What this task involves: Pull every "khoản" line out of the data below.

++++ Available records ++++

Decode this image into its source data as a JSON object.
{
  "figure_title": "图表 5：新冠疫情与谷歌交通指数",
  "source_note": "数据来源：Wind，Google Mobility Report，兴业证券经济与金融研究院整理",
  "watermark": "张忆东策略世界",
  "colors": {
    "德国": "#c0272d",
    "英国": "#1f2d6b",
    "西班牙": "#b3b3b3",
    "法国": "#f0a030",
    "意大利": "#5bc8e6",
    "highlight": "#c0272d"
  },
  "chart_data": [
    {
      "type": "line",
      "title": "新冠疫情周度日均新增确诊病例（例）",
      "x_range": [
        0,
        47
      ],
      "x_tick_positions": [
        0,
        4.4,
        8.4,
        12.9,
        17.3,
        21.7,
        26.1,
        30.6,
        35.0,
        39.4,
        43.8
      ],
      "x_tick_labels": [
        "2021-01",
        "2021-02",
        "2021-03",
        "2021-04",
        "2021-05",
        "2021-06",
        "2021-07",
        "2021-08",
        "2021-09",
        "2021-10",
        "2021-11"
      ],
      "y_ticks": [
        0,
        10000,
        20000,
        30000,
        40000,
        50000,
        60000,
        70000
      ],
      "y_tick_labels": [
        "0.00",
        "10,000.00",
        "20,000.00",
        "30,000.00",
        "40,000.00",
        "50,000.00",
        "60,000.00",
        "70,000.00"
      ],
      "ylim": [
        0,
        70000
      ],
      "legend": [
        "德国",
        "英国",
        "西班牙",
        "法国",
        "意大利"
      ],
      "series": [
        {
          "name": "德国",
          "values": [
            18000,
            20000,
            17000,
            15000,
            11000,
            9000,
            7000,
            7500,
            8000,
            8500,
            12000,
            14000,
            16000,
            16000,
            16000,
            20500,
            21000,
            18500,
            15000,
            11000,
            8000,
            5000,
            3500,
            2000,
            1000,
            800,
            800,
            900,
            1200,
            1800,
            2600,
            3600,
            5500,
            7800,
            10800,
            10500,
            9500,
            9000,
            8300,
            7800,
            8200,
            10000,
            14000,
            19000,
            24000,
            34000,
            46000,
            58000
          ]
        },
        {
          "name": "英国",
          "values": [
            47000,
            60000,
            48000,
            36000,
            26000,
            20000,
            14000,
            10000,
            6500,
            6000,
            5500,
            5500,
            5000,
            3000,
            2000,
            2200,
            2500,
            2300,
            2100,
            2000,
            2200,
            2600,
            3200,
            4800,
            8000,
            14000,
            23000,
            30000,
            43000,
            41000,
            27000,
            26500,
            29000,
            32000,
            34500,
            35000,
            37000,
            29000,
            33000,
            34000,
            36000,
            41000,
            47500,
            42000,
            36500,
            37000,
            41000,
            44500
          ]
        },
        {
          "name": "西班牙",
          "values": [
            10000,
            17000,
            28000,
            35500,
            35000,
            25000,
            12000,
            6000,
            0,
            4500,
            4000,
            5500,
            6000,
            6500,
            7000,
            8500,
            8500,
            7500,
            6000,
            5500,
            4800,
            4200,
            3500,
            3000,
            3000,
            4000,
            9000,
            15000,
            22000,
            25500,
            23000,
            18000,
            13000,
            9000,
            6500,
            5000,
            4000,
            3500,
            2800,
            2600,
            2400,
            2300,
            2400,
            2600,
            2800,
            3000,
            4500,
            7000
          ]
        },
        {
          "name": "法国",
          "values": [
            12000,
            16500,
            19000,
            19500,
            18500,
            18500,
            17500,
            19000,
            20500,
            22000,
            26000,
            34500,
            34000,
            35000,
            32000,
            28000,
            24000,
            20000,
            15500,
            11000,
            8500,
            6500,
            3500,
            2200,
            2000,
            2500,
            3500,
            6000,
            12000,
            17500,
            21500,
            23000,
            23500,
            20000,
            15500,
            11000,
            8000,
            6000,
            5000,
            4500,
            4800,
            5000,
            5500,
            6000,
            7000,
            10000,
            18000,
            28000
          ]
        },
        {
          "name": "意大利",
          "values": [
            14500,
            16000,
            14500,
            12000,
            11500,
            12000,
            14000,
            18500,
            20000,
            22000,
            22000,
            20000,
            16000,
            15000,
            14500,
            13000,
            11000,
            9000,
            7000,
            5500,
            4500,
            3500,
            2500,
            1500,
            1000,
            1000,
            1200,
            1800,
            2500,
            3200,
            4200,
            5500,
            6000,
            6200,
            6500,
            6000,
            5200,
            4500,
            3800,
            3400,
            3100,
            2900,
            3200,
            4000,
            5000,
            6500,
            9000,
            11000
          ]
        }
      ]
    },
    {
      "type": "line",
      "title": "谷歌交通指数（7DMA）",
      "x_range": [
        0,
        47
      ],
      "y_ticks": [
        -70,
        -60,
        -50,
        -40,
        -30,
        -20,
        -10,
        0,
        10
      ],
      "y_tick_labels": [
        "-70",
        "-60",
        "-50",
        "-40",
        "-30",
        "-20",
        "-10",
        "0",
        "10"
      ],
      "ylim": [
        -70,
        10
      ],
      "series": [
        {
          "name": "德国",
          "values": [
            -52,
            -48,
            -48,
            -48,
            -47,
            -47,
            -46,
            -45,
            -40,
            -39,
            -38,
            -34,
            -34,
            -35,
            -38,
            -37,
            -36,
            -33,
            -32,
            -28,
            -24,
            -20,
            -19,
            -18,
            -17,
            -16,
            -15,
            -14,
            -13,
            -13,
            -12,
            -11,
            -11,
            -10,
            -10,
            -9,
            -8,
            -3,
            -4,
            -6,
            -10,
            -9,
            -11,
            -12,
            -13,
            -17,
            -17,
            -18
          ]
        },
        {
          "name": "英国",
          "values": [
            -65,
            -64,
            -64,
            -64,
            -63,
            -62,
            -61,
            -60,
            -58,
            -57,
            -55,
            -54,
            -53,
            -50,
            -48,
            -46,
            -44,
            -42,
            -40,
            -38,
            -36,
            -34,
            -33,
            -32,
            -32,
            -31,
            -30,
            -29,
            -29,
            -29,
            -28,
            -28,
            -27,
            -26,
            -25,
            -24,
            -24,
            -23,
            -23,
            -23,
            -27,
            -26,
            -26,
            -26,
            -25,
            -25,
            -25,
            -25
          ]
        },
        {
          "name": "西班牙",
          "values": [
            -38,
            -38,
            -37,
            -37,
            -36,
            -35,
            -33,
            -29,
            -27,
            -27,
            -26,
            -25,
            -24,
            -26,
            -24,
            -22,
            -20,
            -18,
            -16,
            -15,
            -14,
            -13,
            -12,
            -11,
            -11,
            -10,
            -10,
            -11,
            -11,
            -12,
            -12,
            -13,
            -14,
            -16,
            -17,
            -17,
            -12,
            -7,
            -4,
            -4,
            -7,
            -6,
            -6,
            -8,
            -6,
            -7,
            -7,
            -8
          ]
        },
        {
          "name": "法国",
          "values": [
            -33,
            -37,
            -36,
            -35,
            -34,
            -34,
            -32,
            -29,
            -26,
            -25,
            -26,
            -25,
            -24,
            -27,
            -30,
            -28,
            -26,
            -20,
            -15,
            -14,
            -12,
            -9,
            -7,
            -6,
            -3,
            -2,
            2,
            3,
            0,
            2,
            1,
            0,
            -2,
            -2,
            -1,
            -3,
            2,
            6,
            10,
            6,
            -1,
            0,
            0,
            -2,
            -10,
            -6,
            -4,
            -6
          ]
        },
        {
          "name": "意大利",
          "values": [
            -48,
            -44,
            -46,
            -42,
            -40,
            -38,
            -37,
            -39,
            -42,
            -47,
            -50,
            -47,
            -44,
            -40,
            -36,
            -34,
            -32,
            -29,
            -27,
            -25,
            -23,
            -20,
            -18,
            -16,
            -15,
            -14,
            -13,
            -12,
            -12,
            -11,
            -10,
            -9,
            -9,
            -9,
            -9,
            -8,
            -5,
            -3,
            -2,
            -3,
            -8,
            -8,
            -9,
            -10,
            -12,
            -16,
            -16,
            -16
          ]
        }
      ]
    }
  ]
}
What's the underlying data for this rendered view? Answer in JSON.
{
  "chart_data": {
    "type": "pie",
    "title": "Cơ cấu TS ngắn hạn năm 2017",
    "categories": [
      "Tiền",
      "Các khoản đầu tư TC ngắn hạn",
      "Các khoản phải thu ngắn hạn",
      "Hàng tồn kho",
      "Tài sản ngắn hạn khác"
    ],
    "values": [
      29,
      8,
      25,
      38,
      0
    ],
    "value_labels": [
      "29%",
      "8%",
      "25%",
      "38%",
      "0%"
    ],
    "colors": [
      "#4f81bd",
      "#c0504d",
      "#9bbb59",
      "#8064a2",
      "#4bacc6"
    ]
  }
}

++++

Task answer:
      "Các khoản đầu tư TC ngắn hạn",
      "Các khoản phải thu ngắn hạn",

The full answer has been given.